#### STORED ROWS
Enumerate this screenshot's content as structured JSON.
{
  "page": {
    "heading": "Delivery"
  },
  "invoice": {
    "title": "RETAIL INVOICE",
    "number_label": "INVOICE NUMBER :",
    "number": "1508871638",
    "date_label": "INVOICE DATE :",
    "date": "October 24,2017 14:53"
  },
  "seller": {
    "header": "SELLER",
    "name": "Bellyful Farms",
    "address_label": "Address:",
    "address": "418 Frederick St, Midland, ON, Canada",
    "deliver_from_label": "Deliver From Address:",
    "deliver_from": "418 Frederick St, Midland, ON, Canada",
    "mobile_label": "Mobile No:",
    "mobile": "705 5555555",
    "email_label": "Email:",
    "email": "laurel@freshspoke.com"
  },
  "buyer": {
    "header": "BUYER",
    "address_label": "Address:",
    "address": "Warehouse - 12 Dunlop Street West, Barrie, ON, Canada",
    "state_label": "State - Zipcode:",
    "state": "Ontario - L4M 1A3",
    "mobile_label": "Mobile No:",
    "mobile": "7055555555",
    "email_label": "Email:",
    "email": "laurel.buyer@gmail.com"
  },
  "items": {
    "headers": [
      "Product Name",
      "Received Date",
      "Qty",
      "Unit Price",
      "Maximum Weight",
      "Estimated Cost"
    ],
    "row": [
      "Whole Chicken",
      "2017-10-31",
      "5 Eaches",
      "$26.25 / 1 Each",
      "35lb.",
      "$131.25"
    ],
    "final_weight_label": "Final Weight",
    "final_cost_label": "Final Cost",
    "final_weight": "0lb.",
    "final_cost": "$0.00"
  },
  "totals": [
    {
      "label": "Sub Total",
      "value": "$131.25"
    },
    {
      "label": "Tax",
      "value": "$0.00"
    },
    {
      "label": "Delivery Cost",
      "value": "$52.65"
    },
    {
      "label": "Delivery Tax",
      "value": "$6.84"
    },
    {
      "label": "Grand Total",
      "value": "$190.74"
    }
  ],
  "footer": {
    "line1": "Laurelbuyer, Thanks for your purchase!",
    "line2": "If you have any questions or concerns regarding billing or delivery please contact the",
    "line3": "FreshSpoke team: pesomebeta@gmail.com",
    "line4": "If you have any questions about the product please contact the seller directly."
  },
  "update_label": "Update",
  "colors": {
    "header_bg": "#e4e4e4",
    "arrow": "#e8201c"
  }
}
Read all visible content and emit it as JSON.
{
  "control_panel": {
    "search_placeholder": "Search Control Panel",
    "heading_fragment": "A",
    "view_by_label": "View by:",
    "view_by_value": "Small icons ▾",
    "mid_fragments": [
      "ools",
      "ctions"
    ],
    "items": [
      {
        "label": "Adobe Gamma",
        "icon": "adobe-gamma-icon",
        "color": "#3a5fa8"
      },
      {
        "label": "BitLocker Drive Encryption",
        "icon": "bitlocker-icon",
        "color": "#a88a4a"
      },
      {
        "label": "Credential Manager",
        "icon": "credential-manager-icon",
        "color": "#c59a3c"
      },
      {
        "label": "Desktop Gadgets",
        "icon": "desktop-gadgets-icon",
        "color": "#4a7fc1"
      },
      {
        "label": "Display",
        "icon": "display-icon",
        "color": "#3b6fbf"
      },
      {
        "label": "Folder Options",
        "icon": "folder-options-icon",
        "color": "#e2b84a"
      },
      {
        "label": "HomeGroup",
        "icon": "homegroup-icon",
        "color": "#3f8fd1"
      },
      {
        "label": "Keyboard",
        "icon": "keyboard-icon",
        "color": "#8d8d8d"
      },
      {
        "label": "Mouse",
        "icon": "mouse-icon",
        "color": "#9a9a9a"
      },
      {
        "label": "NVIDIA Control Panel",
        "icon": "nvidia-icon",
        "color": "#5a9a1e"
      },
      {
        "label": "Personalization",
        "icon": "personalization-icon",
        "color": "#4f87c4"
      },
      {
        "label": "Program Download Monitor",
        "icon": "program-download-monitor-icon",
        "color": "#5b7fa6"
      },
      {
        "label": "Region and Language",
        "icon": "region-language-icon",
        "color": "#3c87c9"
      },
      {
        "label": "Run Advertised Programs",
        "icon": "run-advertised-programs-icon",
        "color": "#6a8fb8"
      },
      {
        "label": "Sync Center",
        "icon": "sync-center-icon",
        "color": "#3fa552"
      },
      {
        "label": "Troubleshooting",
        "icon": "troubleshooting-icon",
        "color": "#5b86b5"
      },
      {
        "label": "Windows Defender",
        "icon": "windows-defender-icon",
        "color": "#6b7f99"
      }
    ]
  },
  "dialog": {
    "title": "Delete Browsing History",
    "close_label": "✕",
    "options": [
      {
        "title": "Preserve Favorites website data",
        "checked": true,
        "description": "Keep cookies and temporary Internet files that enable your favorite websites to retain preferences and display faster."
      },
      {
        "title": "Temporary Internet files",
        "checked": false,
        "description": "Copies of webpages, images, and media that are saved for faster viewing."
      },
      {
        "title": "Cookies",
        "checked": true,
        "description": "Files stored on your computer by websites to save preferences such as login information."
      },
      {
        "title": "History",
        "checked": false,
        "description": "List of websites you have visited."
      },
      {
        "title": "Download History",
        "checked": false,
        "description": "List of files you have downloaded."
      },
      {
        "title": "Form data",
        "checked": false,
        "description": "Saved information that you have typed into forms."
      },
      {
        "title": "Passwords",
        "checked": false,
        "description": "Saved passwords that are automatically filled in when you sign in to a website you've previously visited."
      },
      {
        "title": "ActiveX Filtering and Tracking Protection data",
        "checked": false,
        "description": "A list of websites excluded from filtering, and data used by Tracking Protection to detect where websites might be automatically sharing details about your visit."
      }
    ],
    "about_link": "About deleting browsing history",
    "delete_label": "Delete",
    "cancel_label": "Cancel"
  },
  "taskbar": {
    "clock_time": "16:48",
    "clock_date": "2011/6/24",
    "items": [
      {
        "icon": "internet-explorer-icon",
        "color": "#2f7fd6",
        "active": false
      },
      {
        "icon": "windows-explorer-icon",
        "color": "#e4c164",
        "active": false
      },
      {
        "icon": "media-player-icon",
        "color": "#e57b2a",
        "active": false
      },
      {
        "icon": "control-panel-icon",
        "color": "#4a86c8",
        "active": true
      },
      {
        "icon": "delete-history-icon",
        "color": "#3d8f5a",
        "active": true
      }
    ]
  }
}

#### TASK GOAL
Take the entries above and copy them out exactly.

#### FINISHED ANSWER
Enumerate this screenshot's content as structured JSON.
{
  "page": {
    "heading": "Delivery"
  },
  "invoice": {
    "title": "RETAIL INVOICE",
    "number_label": "INVOICE NUMBER :",
    "number": "1508871638",
    "date_label": "INVOICE DATE :",
    "date": "October 24,2017 14:53"
  },
  "seller": {
    "header": "SELLER",
    "name": "Bellyful Farms",
    "address_label": "Address:",
    "address": "418 Frederick St, Midland, ON, Canada",
    "deliver_from_label": "Deliver From Address:",
    "deliver_from": "418 Frederick St, Midland, ON, Canada",
    "mobile_label": "Mobile No:",
    "mobile": "705 5555555",
    "email_label": "Email:",
    "email": "laurel@freshspoke.com"
  },
  "buyer": {
    "header": "BUYER",
    "address_label": "Address:",
    "address": "Warehouse - 12 Dunlop Street West, Barrie, ON, Canada",
    "state_label": "State - Zipcode:",
    "state": "Ontario - L4M 1A3",
    "mobile_label": "Mobile No:",
    "mobile": "7055555555",
    "email_label": "Email:",
    "email": "laurel.buyer@gmail.com"
  },
  "items": {
    "headers": [
      "Product Name",
      "Received Date",
      "Qty",
      "Unit Price",
      "Maximum Weight",
      "Estimated Cost"
    ],
    "row": [
      "Whole Chicken",
      "2017-10-31",
      "5 Eaches",
      "$26.25 / 1 Each",
      "35lb.",
      "$131.25"
    ],
    "final_weight_label": "Final Weight",
    "final_cost_label": "Final Cost",
    "final_weight": "0lb.",
    "final_cost": "$0.00"
  },
  "totals": [
    {
      "label": "Sub Total",
      "value": "$131.25"
    },
    {
      "label": "Tax",
      "value": "$0.00"
    },
    {
      "label": "Delivery Cost",
      "value": "$52.65"
    },
    {
      "label": "Delivery Tax",
      "value": "$6.84"
    },
    {
      "label": "Grand Total",
      "value": "$190.74"
    }
  ],
  "footer": {
    "line1": "Laurelbuyer, Thanks for your purchase!",
    "line2": "If you have any questions or concerns regarding billing or delivery please contact the",
    "line3": "FreshSpoke team: pesomebeta@gmail.com",
    "line4": "If you have any questions about the product please contact the seller directly."
  },
  "update_label": "Update",
  "colors": {
    "header_bg": "#e4e4e4",
    "arrow": "#e8201c"
  }
}
Read all visible content and emit it as JSON.
{
  "control_panel": {
    "search_placeholder": "Search Control Panel",
    "heading_fragment": "A",
    "view_by_label": "View by:",
    "view_by_value": "Small icons ▾",
    "mid_fragments": [
      "ools",
      "ctions"
    ],
    "items": [
      {
        "label": "Adobe Gamma",
        "icon": "adobe-gamma-icon",
        "color": "#3a5fa8"
      },
      {
        "label": "BitLocker Drive Encryption",
        "icon": "bitlocker-icon",
        "color": "#a88a4a"
      },
      {
        "label": "Credential Manager",
        "icon": "credential-manager-icon",
        "color": "#c59a3c"
      },
      {
        "label": "Desktop Gadgets",
        "icon": "desktop-gadgets-icon",
        "color": "#4a7fc1"
      },
      {
        "label": "Display",
        "icon": "display-icon",
        "color": "#3b6fbf"
      },
      {
        "label": "Folder Options",
        "icon": "folder-options-icon",
        "color": "#e2b84a"
      },
      {
        "label": "HomeGroup",
        "icon": "homegroup-icon",
        "color": "#3f8fd1"
      },
      {
        "label": "Keyboard",
        "icon": "keyboard-icon",
        "color": "#8d8d8d"
      },
      {
        "label": "Mouse",
        "icon": "mouse-icon",
        "color": "#9a9a9a"
      },
      {
        "label": "NVIDIA Control Panel",
        "icon": "nvidia-icon",
        "color": "#5a9a1e"
      },
      {
        "label": "Personalization",
        "icon": "personalization-icon",
        "color": "#4f87c4"
      },
      {
        "label": "Program Download Monitor",
        "icon": "program-download-monitor-icon",
        "color": "#5b7fa6"
      },
      {
        "label": "Region and Language",
        "icon": "region-language-icon",
        "color": "#3c87c9"
      },
      {
        "label": "Run Advertised Programs",
        "icon": "run-advertised-programs-icon",
        "color": "#6a8fb8"
      },
      {
        "label": "Sync Center",
        "icon": "sync-center-icon",
        "color": "#3fa552"
      },
      {
        "label": "Troubleshooting",
        "icon": "troubleshooting-icon",
        "color": "#5b86b5"
      },
      {
        "label": "Windows Defender",
        "icon": "windows-defender-icon",
        "color": "#6b7f99"
      }
    ]
  },
  "dialog": {
    "title": "Delete Browsing History",
    "close_label": "✕",
    "options": [
      {
        "title": "Preserve Favorites website data",
        "checked": true,
        "description": "Keep cookies and temporary Internet files that enable your favorite websites to retain preferences and display faster."
      },
      {
        "title": "Temporary Internet files",
        "checked": false,
        "description": "Copies of webpages, images, and media that are saved for faster viewing."
      },
      {
        "title": "Cookies",
        "checked": true,
        "description": "Files stored on your computer by websites to save preferences such as login information."
      },
      {
        "title": "History",
        "checked": false,
        "description": "List of websites you have visited."
      },
      {
        "title": "Download History",
        "checked": false,
        "description": "List of files you have downloaded."
      },
      {
        "title": "Form data",
        "checked": false,
        "description": "Saved information that you have typed into forms."
      },
      {
        "title": "Passwords",
        "checked": false,
        "description": "Saved passwords that are automatically filled in when you sign in to a website you've previously visited."
      },
      {
        "title": "ActiveX Filtering and Tracking Protection data",
        "checked": false,
        "description": "A list of websites excluded from filtering, and data used by Tracking Protection to detect where websites might be automatically sharing details about your visit."
      }
    ],
    "about_link": "About deleting browsing history",
    "delete_label": "Delete",
    "cancel_label": "Cancel"
  },
  "taskbar": {
    "clock_time": "16:48",
    "clock_date": "2011/6/24",
    "items": [
      {
        "icon": "internet-explorer-icon",
        "color": "#2f7fd6",
        "active": false
      },
      {
        "icon": "windows-explorer-icon",
        "color": "#e4c164",
        "active": false
      },
      {
        "icon": "media-player-icon",
        "color": "#e57b2a",
        "active": false
      },
      {
        "icon": "control-panel-icon",
        "color": "#4a86c8",
        "active": true
      },
      {
        "icon": "delete-history-icon",
        "color": "#3d8f5a",
        "active": true
      }
    ]
  }
}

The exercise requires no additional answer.